Required task:
Every line that includes the word "name" is to be listed.

▼▼▼

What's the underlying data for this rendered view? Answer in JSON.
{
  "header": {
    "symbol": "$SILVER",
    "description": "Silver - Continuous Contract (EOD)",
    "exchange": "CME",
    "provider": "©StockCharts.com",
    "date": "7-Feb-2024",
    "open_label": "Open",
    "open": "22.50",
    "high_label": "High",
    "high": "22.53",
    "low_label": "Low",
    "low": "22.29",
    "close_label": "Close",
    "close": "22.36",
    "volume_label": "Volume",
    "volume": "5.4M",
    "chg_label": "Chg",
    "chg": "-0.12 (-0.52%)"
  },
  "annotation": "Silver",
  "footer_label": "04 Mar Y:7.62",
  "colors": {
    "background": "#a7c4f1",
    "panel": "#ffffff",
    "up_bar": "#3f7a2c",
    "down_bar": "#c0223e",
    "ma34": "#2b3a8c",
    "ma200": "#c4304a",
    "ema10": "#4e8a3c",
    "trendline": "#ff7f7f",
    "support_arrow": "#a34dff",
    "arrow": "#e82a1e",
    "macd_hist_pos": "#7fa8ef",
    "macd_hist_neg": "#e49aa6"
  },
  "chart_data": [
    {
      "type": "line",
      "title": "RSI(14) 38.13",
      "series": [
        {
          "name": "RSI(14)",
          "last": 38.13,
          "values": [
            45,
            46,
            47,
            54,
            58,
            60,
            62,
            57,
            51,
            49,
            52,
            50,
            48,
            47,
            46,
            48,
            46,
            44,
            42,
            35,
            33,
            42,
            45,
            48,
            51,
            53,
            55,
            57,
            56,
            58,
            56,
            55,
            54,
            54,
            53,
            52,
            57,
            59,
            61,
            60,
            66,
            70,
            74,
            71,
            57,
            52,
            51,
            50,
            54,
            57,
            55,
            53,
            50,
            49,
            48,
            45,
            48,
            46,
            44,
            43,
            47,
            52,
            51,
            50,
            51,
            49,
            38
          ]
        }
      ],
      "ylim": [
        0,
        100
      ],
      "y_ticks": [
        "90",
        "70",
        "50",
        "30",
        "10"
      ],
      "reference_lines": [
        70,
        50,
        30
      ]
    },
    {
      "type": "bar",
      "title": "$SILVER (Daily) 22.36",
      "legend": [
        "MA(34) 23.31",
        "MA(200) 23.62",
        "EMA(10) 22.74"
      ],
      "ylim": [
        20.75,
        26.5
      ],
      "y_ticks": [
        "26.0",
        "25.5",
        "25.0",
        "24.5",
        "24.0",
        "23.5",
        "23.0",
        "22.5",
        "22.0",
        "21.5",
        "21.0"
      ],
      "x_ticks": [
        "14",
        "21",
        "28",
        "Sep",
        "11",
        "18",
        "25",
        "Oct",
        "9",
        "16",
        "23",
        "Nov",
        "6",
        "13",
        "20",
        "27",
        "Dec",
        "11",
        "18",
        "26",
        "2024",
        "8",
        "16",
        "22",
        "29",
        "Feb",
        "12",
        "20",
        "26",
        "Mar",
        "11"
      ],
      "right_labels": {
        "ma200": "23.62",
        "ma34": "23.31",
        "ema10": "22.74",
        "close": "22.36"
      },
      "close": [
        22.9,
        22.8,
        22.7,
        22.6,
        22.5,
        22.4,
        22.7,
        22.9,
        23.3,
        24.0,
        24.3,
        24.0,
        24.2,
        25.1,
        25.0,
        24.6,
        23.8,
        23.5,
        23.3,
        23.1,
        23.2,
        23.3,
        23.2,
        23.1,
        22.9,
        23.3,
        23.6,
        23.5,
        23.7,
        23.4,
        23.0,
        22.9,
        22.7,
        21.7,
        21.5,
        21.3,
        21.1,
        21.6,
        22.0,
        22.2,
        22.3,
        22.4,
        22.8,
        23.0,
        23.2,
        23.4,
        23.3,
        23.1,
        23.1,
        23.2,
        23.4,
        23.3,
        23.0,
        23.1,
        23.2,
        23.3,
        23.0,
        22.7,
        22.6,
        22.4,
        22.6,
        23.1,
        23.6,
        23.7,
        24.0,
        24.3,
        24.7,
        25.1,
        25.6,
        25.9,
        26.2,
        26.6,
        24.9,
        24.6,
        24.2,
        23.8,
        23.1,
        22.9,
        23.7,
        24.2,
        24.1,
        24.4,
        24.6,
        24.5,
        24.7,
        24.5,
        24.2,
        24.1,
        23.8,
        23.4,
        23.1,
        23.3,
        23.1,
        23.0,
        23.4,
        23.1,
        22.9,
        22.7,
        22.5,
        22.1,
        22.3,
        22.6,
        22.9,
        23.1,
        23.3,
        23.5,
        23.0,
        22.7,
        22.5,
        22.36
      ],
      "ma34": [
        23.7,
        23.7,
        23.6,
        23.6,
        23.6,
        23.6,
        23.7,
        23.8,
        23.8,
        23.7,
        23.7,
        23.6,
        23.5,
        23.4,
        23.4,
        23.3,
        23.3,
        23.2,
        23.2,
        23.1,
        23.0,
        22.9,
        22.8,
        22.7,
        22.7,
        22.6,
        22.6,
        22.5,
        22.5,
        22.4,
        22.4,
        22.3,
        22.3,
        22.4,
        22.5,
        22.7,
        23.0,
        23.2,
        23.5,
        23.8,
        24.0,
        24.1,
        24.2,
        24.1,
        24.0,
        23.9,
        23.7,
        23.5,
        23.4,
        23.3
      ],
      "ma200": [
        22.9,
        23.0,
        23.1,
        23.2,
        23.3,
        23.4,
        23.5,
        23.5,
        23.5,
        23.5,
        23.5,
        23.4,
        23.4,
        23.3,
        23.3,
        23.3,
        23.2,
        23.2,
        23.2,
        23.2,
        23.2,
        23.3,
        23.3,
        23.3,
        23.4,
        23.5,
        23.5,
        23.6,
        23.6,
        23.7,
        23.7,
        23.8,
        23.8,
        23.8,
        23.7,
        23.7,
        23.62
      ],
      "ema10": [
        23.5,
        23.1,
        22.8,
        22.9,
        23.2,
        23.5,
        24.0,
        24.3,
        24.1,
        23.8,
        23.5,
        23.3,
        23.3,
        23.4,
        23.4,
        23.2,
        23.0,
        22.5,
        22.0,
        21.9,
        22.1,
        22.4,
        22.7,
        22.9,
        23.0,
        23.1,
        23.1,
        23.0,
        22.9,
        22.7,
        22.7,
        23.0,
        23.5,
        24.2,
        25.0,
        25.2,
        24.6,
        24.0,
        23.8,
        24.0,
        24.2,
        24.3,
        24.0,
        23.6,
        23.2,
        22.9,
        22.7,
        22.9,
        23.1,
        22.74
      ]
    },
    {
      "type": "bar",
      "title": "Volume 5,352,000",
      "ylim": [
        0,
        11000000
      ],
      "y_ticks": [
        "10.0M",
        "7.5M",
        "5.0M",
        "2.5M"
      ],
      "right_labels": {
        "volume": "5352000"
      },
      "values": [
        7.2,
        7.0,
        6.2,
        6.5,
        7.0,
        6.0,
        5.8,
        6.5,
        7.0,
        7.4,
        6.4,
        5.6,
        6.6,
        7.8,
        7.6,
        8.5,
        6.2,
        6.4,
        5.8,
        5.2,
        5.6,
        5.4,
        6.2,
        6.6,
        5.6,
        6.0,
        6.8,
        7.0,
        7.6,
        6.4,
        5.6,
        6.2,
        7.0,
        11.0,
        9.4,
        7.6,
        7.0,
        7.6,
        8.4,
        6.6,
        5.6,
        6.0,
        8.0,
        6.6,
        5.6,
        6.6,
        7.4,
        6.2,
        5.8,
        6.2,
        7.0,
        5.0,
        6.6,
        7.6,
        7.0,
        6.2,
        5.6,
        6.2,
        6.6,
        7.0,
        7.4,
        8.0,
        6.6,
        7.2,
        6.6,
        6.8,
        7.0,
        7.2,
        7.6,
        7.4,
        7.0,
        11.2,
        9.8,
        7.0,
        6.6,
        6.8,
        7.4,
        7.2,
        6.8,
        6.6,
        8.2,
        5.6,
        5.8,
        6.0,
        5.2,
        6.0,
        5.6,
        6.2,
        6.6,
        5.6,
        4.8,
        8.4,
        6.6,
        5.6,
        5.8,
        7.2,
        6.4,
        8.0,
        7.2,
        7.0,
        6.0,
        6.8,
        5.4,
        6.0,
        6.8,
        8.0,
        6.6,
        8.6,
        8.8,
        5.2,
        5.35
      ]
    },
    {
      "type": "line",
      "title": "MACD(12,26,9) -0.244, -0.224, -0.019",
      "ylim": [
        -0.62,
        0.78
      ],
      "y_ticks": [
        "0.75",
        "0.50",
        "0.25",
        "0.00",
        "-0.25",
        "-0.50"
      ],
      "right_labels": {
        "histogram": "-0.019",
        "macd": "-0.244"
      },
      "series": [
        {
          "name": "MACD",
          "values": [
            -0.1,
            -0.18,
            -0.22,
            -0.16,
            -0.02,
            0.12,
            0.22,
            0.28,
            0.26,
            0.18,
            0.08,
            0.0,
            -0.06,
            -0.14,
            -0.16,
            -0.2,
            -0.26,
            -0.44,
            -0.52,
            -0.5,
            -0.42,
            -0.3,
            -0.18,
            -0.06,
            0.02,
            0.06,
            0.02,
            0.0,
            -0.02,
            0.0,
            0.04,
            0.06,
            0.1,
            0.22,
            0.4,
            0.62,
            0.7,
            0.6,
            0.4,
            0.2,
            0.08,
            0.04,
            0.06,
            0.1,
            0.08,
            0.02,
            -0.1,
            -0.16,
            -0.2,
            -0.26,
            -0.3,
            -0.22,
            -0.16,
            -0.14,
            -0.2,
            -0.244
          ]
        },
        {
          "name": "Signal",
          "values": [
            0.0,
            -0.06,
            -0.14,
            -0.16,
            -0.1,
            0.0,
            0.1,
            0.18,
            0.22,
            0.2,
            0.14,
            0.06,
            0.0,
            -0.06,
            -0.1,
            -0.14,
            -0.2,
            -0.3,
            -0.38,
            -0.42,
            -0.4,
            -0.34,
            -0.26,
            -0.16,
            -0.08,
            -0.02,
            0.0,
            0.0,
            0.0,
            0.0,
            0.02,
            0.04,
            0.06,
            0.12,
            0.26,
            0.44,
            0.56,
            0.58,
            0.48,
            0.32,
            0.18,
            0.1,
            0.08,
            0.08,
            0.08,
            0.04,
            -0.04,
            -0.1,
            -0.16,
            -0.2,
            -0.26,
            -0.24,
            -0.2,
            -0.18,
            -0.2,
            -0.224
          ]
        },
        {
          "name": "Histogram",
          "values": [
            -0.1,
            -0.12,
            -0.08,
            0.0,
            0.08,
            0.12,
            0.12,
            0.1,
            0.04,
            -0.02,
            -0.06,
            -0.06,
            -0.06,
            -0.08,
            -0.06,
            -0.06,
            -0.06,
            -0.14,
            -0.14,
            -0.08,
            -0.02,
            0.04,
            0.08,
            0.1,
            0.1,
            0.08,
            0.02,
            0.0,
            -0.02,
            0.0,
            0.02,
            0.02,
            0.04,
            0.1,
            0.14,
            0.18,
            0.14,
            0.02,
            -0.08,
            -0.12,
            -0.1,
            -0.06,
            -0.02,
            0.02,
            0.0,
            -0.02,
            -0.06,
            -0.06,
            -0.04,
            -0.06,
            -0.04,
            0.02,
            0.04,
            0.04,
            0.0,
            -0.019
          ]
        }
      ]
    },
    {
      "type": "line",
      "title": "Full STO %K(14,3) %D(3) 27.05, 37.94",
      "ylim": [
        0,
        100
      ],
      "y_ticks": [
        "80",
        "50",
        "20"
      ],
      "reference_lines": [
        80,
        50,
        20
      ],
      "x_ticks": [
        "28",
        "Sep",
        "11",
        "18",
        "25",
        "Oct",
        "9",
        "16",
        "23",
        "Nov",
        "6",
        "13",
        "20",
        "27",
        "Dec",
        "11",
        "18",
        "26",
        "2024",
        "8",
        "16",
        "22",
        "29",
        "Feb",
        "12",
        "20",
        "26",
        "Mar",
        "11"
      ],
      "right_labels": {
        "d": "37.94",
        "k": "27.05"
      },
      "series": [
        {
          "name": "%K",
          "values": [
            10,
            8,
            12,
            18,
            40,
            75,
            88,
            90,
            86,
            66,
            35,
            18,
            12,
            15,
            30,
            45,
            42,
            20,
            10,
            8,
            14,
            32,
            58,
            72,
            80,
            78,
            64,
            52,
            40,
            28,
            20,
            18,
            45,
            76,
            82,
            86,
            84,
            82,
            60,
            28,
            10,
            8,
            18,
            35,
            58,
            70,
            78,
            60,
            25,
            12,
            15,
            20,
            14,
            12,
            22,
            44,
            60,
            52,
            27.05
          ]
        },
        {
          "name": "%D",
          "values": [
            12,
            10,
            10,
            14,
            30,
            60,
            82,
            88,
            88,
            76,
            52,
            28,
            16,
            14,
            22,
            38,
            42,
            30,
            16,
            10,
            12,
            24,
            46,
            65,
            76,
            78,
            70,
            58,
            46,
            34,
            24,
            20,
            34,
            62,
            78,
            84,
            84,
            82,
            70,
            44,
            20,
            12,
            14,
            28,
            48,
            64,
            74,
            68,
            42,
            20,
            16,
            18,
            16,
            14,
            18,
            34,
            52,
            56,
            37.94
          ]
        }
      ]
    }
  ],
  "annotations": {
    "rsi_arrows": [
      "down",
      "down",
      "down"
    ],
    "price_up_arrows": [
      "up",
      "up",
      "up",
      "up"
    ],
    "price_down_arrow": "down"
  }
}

▲▲▲

Task answer:
          "name": "RSI(14)",
          "name": "MACD",
          "name": "Signal",
          "name": "Histogram",
          "name": "%K",
          "name": "%D",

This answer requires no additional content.